## YOUR INSTRUCTIONS
Copy the material below word for word, from its first line through the line containing "legend-history: (history) bbox=[852, 578, 892, 590]", and include both of those lines.

## DATA SUPPLIED

* * * * * * * * *

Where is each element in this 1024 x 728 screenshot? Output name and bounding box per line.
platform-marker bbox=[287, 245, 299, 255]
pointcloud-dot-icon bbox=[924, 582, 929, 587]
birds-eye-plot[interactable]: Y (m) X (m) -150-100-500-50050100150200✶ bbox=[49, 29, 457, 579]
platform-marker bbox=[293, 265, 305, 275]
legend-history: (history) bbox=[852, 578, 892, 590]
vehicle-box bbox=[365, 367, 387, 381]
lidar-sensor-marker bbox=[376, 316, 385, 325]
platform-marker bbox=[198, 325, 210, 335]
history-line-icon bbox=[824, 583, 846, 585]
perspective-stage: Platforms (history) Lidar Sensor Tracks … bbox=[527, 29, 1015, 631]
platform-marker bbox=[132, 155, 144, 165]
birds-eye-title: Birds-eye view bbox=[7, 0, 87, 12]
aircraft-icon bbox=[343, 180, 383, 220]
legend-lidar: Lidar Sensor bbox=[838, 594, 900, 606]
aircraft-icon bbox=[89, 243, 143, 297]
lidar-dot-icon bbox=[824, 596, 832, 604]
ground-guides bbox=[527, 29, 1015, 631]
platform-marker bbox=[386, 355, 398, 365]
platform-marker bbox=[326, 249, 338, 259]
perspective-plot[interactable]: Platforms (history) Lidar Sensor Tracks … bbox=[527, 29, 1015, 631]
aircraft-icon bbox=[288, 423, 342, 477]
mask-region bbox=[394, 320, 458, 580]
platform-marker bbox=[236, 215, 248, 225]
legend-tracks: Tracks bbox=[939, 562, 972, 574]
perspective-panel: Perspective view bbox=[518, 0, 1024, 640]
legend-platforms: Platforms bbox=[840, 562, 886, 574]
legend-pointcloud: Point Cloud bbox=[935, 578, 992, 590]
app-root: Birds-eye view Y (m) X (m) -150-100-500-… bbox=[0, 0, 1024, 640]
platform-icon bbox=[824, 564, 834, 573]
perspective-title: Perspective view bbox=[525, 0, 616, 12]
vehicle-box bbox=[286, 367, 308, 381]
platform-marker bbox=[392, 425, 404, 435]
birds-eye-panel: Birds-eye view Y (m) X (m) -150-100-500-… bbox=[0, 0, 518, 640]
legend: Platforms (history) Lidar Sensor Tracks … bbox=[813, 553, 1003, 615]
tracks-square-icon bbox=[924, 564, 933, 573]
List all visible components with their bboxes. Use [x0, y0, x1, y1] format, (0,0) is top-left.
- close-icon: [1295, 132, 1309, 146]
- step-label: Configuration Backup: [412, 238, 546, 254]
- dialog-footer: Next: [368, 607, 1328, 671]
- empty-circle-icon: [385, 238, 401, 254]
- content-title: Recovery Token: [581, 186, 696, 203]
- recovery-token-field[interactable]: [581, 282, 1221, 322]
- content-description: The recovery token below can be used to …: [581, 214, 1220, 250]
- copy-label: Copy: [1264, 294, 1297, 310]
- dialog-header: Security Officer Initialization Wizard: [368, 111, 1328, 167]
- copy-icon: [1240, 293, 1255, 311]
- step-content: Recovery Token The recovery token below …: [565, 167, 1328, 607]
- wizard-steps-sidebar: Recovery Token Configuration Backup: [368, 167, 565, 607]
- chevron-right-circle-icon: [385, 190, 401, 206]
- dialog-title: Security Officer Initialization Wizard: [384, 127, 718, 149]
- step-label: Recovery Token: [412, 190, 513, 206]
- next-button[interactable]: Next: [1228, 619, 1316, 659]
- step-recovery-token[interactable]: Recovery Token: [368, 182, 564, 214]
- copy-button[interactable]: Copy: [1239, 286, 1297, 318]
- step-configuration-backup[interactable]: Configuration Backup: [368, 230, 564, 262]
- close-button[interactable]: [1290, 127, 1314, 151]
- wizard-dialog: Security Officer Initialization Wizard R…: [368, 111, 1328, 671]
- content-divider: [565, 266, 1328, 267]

* * * * * * * * *

## FINISHED TASK
Where is each element in this 1024 x 728 screenshot? Output name and bounding box per line.
platform-marker bbox=[287, 245, 299, 255]
pointcloud-dot-icon bbox=[924, 582, 929, 587]
birds-eye-plot[interactable]: Y (m) X (m) -150-100-500-50050100150200✶ bbox=[49, 29, 457, 579]
platform-marker bbox=[293, 265, 305, 275]
legend-history: (history) bbox=[852, 578, 892, 590]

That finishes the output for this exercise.